## Written exercise:
Please count the lines below that contain the word "peuvent", and reply with that number alone.

Extracted records
++++++

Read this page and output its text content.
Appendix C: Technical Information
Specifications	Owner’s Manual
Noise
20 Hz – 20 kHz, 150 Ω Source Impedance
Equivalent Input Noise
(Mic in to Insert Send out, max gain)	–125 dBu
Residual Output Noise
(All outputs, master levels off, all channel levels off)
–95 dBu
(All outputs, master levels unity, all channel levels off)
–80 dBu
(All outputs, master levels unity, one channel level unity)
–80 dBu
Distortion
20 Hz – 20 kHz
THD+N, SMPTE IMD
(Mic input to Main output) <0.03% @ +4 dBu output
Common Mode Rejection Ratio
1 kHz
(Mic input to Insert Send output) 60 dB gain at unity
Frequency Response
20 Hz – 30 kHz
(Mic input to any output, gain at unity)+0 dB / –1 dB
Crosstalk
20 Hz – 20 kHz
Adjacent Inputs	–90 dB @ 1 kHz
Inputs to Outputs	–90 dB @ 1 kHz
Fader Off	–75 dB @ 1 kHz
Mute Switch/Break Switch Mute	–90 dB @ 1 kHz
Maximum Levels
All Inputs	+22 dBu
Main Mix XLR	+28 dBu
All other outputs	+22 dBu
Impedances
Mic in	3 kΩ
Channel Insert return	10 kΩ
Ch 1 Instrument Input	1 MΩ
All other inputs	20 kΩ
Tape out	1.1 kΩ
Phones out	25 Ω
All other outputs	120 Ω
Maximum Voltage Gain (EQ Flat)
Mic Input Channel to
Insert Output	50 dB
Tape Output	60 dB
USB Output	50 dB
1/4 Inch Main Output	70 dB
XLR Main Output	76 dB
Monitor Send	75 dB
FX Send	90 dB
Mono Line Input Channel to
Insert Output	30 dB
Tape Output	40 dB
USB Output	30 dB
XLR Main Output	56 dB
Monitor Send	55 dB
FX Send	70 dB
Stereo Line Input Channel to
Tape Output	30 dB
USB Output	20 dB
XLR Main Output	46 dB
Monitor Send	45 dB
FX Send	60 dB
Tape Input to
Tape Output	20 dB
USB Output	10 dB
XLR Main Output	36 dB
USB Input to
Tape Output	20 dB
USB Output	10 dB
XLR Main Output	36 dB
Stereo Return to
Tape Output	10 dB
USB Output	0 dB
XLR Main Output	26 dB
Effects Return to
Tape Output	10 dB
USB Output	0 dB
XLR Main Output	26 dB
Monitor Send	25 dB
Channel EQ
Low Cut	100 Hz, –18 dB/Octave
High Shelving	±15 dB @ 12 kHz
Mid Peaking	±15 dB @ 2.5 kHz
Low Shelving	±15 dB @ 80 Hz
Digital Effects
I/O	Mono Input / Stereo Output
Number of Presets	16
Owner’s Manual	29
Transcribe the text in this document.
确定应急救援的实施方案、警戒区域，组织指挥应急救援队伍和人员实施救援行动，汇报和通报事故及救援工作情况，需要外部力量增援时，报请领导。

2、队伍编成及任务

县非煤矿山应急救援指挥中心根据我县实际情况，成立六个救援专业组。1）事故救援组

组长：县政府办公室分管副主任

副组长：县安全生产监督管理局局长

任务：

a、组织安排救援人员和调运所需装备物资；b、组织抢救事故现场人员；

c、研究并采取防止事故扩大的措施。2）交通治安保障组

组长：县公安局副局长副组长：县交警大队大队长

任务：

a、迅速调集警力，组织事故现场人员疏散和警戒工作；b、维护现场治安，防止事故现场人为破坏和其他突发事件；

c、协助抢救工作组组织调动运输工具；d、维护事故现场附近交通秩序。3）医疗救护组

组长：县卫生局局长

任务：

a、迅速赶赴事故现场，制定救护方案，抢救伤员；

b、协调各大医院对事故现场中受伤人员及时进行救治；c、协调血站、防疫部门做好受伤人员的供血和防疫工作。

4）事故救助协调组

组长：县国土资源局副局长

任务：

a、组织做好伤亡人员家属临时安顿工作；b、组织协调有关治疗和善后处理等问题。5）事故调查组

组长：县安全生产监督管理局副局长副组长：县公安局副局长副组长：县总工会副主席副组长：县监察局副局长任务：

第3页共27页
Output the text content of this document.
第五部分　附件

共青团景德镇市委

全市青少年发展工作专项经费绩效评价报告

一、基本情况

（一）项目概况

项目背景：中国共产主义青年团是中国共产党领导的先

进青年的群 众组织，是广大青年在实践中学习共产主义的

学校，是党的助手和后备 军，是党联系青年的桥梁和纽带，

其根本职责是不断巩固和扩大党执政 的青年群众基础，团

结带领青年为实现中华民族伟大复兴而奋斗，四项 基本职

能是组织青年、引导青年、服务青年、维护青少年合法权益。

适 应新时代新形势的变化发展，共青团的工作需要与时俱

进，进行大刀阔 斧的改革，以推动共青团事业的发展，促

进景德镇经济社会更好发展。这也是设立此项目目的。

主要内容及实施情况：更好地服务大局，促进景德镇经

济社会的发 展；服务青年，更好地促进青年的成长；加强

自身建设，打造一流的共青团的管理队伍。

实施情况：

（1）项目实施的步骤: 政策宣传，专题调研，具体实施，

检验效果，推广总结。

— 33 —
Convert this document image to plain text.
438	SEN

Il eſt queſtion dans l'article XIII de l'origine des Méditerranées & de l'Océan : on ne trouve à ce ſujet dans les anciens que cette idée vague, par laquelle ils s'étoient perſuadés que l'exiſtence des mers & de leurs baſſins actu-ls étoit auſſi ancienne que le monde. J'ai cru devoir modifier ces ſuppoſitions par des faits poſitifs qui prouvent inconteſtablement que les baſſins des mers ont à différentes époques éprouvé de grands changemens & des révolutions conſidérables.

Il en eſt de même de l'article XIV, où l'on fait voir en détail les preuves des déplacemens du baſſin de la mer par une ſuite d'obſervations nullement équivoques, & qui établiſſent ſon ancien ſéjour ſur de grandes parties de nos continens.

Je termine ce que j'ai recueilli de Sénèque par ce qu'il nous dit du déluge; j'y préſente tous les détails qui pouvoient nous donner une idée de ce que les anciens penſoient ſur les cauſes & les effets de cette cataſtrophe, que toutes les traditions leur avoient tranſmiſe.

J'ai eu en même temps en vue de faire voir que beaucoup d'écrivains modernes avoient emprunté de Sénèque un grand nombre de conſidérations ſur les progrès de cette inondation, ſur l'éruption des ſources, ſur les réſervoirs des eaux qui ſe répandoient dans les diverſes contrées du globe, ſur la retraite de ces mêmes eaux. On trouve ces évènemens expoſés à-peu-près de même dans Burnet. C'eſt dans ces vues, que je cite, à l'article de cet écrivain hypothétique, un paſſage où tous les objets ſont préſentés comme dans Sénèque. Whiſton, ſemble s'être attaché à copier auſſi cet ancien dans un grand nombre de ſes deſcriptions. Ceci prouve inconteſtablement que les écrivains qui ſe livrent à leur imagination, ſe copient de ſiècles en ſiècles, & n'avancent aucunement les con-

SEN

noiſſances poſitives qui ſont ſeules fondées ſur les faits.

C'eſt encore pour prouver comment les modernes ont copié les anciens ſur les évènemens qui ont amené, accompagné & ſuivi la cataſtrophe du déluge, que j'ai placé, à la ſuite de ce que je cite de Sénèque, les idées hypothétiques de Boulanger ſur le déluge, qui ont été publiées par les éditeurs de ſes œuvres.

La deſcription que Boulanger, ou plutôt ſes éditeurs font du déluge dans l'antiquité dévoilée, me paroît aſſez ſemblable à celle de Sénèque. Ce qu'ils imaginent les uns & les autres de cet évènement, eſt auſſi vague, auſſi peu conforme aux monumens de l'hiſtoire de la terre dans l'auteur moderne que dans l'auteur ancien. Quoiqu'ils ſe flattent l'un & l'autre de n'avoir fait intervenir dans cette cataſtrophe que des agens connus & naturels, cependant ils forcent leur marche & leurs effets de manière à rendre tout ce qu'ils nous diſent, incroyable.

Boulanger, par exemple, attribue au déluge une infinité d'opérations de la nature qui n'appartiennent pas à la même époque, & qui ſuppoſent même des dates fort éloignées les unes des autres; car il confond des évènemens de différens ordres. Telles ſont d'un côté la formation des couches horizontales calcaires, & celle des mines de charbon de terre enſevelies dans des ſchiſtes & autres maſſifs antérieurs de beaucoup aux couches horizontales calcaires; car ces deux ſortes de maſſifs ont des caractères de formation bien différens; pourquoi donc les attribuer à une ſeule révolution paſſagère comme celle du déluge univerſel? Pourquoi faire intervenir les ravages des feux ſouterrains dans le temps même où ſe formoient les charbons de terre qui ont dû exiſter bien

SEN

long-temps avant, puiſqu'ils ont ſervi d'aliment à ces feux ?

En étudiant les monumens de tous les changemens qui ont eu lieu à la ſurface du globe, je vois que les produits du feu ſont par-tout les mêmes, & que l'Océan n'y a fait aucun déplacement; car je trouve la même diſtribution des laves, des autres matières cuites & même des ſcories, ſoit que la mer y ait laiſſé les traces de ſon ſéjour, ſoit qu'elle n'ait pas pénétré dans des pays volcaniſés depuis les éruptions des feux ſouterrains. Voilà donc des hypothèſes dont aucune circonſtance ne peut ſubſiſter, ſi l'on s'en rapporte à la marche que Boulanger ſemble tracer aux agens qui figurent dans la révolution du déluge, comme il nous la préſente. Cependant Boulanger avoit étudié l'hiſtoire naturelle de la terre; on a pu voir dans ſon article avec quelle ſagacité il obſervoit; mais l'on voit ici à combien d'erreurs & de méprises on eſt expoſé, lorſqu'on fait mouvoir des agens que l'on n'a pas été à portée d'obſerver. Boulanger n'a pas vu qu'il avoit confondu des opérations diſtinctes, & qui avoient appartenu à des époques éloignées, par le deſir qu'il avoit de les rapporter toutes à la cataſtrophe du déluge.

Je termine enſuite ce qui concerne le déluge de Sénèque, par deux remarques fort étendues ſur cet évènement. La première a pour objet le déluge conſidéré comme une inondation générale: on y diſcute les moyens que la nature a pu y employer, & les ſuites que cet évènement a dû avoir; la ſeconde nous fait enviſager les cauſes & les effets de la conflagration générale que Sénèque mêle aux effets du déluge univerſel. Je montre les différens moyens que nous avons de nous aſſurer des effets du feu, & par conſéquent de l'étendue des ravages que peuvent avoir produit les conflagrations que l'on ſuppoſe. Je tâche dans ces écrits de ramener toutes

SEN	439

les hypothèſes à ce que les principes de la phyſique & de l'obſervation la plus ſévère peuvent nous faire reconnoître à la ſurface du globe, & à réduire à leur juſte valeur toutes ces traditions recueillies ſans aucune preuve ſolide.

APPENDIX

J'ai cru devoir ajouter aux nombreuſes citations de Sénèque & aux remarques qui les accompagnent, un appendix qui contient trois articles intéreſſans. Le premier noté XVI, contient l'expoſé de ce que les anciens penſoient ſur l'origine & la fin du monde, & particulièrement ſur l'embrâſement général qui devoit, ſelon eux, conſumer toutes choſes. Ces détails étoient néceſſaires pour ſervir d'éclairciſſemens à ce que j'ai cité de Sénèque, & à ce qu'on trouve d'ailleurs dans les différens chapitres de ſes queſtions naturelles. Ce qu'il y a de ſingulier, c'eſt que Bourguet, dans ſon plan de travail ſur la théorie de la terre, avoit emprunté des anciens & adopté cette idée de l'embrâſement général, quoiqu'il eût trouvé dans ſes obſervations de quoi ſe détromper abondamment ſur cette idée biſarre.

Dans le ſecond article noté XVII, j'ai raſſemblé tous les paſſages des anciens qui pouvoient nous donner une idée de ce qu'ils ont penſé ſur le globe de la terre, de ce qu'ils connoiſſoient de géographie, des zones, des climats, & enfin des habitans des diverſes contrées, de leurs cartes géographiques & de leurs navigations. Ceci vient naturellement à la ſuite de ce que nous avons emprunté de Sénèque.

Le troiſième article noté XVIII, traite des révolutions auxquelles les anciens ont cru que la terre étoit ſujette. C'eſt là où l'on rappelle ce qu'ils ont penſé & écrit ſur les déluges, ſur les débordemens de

++++++

## Result for this exercise:
2